━━━ Material to process ━━━

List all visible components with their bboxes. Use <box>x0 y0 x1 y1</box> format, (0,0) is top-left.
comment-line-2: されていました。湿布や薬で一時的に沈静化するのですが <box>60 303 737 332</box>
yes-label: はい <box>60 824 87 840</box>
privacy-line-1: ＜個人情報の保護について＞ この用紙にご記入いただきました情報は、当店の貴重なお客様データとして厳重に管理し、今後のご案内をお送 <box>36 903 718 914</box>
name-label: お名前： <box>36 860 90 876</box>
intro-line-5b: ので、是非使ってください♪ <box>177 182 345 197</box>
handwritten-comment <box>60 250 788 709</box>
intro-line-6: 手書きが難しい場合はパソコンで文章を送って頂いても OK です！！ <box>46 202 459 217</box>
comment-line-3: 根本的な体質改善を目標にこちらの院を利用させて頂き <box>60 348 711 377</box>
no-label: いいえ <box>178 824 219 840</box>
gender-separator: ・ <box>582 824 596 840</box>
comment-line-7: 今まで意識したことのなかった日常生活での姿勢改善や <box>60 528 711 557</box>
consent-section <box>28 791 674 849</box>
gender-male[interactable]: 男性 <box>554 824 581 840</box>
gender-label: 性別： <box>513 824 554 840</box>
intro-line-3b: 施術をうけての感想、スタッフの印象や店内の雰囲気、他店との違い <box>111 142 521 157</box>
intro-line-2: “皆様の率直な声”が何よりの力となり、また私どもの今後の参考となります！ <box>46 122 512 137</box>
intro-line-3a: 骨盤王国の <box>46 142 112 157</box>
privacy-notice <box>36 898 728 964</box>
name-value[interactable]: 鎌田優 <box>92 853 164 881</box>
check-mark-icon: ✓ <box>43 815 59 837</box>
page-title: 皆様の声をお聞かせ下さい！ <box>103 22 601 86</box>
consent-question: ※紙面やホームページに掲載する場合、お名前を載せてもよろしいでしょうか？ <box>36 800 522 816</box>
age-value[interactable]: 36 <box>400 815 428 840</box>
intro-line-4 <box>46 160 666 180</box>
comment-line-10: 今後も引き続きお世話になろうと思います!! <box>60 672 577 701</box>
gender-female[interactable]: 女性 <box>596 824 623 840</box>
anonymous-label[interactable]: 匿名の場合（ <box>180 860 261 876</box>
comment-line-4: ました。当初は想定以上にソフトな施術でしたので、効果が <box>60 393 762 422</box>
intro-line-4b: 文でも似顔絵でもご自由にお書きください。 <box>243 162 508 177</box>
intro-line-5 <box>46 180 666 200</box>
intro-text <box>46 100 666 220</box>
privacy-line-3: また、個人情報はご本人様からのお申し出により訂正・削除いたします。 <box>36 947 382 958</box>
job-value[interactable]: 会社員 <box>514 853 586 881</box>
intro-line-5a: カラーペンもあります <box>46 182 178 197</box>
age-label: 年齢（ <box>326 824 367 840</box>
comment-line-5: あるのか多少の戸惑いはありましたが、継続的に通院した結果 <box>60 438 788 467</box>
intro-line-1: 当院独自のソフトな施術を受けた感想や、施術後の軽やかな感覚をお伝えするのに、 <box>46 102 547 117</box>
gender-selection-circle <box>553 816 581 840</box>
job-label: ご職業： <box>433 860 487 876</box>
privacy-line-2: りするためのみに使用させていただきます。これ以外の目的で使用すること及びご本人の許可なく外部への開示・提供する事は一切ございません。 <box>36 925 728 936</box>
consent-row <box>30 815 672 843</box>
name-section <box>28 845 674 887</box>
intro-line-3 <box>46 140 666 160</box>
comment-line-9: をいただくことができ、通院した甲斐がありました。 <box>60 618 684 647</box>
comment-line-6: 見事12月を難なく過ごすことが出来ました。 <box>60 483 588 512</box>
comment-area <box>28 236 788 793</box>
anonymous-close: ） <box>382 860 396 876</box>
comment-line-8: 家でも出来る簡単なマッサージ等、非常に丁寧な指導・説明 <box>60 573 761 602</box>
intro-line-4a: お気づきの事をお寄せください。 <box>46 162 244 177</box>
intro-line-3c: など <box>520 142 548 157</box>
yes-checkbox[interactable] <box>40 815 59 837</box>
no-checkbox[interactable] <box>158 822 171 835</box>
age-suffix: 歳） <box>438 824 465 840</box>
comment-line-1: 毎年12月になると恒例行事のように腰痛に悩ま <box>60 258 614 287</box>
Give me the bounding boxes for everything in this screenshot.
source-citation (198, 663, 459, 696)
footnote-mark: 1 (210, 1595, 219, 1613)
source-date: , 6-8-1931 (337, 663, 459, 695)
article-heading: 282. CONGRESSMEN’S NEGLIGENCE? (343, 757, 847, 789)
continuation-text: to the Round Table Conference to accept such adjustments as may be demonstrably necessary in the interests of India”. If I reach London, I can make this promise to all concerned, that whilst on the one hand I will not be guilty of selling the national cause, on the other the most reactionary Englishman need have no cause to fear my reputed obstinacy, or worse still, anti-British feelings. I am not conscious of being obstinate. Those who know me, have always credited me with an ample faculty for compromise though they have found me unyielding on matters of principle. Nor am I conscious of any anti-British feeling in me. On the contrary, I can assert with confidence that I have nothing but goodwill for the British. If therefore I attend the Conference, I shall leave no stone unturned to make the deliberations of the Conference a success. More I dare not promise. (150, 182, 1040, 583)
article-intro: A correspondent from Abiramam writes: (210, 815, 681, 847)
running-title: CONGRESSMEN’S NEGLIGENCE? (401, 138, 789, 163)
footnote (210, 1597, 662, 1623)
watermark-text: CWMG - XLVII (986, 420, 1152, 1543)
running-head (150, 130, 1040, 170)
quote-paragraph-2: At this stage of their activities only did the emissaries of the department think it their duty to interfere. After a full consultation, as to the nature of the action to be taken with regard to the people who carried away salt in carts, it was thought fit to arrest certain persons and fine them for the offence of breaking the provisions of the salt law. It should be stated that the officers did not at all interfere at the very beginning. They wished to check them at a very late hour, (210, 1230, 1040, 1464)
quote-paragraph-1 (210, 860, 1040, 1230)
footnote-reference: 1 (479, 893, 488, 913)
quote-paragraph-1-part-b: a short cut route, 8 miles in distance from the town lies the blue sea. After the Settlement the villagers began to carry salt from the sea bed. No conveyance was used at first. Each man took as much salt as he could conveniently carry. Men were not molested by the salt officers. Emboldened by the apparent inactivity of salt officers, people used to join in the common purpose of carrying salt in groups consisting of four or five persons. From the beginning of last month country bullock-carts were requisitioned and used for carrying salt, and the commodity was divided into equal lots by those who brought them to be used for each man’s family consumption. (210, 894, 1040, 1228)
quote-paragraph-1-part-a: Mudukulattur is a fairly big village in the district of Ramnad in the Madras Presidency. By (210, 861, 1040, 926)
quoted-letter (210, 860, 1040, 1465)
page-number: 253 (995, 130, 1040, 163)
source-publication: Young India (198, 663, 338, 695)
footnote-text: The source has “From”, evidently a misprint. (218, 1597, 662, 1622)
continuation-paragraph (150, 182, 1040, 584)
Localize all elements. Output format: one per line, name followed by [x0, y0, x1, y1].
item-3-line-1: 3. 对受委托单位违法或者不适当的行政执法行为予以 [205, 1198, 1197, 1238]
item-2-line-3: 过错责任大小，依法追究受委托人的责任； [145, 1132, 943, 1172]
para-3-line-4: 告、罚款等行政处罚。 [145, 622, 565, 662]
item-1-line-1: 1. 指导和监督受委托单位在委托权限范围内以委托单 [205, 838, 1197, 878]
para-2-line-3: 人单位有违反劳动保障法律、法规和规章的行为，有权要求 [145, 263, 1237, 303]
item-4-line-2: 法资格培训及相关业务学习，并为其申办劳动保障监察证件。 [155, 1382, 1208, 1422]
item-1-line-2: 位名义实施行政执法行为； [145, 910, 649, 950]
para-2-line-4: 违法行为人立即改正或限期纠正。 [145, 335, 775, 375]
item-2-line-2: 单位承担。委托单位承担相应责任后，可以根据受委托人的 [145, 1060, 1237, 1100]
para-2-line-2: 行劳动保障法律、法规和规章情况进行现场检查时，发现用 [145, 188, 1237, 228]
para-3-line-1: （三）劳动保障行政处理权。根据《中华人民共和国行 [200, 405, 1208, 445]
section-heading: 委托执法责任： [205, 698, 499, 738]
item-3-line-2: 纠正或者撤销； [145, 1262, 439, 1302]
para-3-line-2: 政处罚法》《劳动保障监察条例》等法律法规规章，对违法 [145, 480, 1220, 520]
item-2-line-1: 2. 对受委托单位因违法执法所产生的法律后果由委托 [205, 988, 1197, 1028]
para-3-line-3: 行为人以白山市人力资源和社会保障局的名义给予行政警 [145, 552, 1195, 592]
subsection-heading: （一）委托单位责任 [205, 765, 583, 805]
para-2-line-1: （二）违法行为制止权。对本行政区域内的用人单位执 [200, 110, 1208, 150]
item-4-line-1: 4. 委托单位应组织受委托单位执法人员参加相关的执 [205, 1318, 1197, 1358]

━━━

### What to produce:
Rewrite the entries from the first line through the line containing "anonymous-label[interactable]: 匿名の場合（ <box>180" as a Markdown table with the columns Row and Line, numbering each row and leaving out blank lines.

### The reply:
| Row | Line |
|---|---|
| 1 | List all visible components with their bboxes. Use <box>x0 y0 x1 y1</box> format, (0,0) is top-left. |
| 2 | comment-line-2: されていました。湿布や薬で一時的に沈静化するのですが <box>60 303 737 332</box> |
| 3 | yes-label: はい <box>60 824 87 840</box> |
| 4 | privacy-line-1: ＜個人情報の保護について＞ この用紙にご記入いただきました情報は、当店の貴重なお客様データとして厳重に管理し、今後のご案内をお送 <box>36 903 718 914</box> |
| 5 | name-label: お名前： <box>36 860 90 876</box> |
| 6 | intro-line-5b: ので、是非使ってください♪ <box>177 182 345 197</box> |
| 7 | handwritten-comment <box>60 250 788 709</box> |
| 8 | intro-line-6: 手書きが難しい場合はパソコンで文章を送って頂いても OK です！！ <box>46 202 459 217</box> |
| 9 | comment-line-3: 根本的な体質改善を目標にこちらの院を利用させて頂き <box>60 348 711 377</box> |
| 10 | no-label: いいえ <box>178 824 219 840</box> |
| 11 | gender-separator: ・ <box>582 824 596 840</box> |
| 12 | comment-line-7: 今まで意識したことのなかった日常生活での姿勢改善や <box>60 528 711 557</box> |
| 13 | consent-section <box>28 791 674 849</box> |
| 14 | gender-male[interactable]: 男性 <box>554 824 581 840</box> |
| 15 | gender-label: 性別： <box>513 824 554 840</box> |
| 16 | intro-line-3b: 施術をうけての感想、スタッフの印象や店内の雰囲気、他店との違い <box>111 142 521 157</box> |
| 17 | intro-line-2: “皆様の率直な声”が何よりの力となり、また私どもの今後の参考となります！ <box>46 122 512 137</box> |
| 18 | intro-line-3a: 骨盤王国の <box>46 142 112 157</box> |
| 19 | privacy-notice <box>36 898 728 964</box> |
| 20 | name-value[interactable]: 鎌田優 <box>92 853 164 881</box> |
| 21 | check-mark-icon: ✓ <box>43 815 59 837</box> |
| 22 | page-title: 皆様の声をお聞かせ下さい！ <box>103 22 601 86</box> |
| 23 | consent-question: ※紙面やホームページに掲載する場合、お名前を載せてもよろしいでしょうか？ <box>36 800 522 816</box> |
| 24 | age-value[interactable]: 36 <box>400 815 428 840</box> |
| 25 | intro-line-4 <box>46 160 666 180</box> |
| 26 | comment-line-10: 今後も引き続きお世話になろうと思います!! <box>60 672 577 701</box> |
| 27 | gender-female[interactable]: 女性 <box>596 824 623 840</box> |
| 28 | anonymous-label[interactable]: 匿名の場合（ <box>180 860 261 876</box> |